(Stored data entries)
::::::::::
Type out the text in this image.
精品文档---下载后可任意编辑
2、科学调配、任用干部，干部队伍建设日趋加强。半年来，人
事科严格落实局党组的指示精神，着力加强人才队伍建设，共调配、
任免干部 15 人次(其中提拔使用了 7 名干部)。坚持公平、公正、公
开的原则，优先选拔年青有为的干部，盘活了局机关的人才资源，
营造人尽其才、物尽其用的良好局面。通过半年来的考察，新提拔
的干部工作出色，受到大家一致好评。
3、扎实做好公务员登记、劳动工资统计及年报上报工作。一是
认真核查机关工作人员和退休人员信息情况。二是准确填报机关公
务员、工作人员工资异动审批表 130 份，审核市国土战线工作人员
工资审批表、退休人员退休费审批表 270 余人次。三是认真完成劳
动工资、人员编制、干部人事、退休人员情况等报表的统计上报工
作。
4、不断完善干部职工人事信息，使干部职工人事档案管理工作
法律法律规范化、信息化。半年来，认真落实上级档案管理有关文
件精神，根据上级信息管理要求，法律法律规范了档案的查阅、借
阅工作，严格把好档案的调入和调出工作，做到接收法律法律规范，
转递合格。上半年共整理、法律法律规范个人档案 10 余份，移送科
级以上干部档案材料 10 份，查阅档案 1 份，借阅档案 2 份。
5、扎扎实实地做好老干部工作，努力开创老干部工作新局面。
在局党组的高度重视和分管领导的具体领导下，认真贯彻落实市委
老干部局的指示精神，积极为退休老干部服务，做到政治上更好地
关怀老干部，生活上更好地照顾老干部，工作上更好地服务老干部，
::::::::::
Requirements:
The records above should be restated word for word, please.

Written solution:
Type out the text in this image.
精品文档---下载后可任意编辑
2、科学调配、任用干部，干部队伍建设日趋加强。半年来，人
事科严格落实局党组的指示精神，着力加强人才队伍建设，共调配、
任免干部 15 人次(其中提拔使用了 7 名干部)。坚持公平、公正、公
开的原则，优先选拔年青有为的干部，盘活了局机关的人才资源，
营造人尽其才、物尽其用的良好局面。通过半年来的考察，新提拔
的干部工作出色，受到大家一致好评。
3、扎实做好公务员登记、劳动工资统计及年报上报工作。一是
认真核查机关工作人员和退休人员信息情况。二是准确填报机关公
务员、工作人员工资异动审批表 130 份，审核市国土战线工作人员
工资审批表、退休人员退休费审批表 270 余人次。三是认真完成劳
动工资、人员编制、干部人事、退休人员情况等报表的统计上报工
作。
4、不断完善干部职工人事信息，使干部职工人事档案管理工作
法律法律规范化、信息化。半年来，认真落实上级档案管理有关文
件精神，根据上级信息管理要求，法律法律规范了档案的查阅、借
阅工作，严格把好档案的调入和调出工作，做到接收法律法律规范，
转递合格。上半年共整理、法律法律规范个人档案 10 余份，移送科
级以上干部档案材料 10 份，查阅档案 1 份，借阅档案 2 份。
5、扎扎实实地做好老干部工作，努力开创老干部工作新局面。
在局党组的高度重视和分管领导的具体领导下，认真贯彻落实市委
老干部局的指示精神，积极为退休老干部服务，做到政治上更好地
关怀老干部，生活上更好地照顾老干部，工作上更好地服务老干部，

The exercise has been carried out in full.